### TO BE DONE
In the records that follow, locate every line with "percent" and extract it.

### RECORDS PROVIDED

* * *

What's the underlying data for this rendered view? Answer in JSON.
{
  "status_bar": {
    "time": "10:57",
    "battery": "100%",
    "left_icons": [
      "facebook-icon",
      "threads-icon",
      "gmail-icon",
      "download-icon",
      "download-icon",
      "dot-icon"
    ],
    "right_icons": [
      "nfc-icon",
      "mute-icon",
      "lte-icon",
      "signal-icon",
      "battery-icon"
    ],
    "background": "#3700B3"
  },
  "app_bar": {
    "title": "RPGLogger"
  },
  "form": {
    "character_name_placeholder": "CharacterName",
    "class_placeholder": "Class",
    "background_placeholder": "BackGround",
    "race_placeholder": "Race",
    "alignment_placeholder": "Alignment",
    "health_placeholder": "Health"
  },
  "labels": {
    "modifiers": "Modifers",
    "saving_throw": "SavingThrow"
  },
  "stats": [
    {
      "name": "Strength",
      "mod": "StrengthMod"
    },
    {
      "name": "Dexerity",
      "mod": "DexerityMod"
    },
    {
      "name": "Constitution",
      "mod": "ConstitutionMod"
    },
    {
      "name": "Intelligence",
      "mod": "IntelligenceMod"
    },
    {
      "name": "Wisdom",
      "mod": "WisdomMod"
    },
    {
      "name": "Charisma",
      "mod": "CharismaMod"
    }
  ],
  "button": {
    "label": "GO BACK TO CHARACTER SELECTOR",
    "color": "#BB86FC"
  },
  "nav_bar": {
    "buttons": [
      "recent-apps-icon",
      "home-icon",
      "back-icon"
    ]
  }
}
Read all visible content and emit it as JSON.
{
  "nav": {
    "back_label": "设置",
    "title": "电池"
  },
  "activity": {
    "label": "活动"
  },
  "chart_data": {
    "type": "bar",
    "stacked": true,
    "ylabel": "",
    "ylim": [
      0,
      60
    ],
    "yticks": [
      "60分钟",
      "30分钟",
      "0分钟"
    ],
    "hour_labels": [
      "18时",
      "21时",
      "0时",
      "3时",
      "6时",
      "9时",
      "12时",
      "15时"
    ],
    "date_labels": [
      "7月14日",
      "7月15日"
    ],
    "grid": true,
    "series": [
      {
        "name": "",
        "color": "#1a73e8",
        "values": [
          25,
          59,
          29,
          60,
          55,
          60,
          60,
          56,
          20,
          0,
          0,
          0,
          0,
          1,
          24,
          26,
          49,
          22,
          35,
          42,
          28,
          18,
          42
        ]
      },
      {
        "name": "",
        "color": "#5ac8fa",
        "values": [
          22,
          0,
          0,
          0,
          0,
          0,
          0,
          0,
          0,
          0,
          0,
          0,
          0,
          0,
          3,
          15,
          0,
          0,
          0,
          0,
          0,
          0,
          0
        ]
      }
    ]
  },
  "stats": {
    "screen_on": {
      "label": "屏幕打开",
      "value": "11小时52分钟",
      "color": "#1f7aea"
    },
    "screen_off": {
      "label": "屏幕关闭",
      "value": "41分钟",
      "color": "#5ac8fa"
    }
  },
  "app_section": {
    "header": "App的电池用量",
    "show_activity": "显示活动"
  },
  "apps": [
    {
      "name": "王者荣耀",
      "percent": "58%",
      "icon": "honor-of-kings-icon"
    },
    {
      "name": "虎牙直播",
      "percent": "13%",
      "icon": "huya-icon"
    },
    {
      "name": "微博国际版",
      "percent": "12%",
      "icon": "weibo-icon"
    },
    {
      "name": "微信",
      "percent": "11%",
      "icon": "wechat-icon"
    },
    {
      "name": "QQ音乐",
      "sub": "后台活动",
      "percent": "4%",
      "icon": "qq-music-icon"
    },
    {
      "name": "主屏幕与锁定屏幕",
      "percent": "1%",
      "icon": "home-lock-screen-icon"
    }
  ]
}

* * *

### THE REPLY
      "percent": "58%",
      "percent": "13%",
      "percent": "12%",
      "percent": "11%",
      "percent": "4%",
      "percent": "1%",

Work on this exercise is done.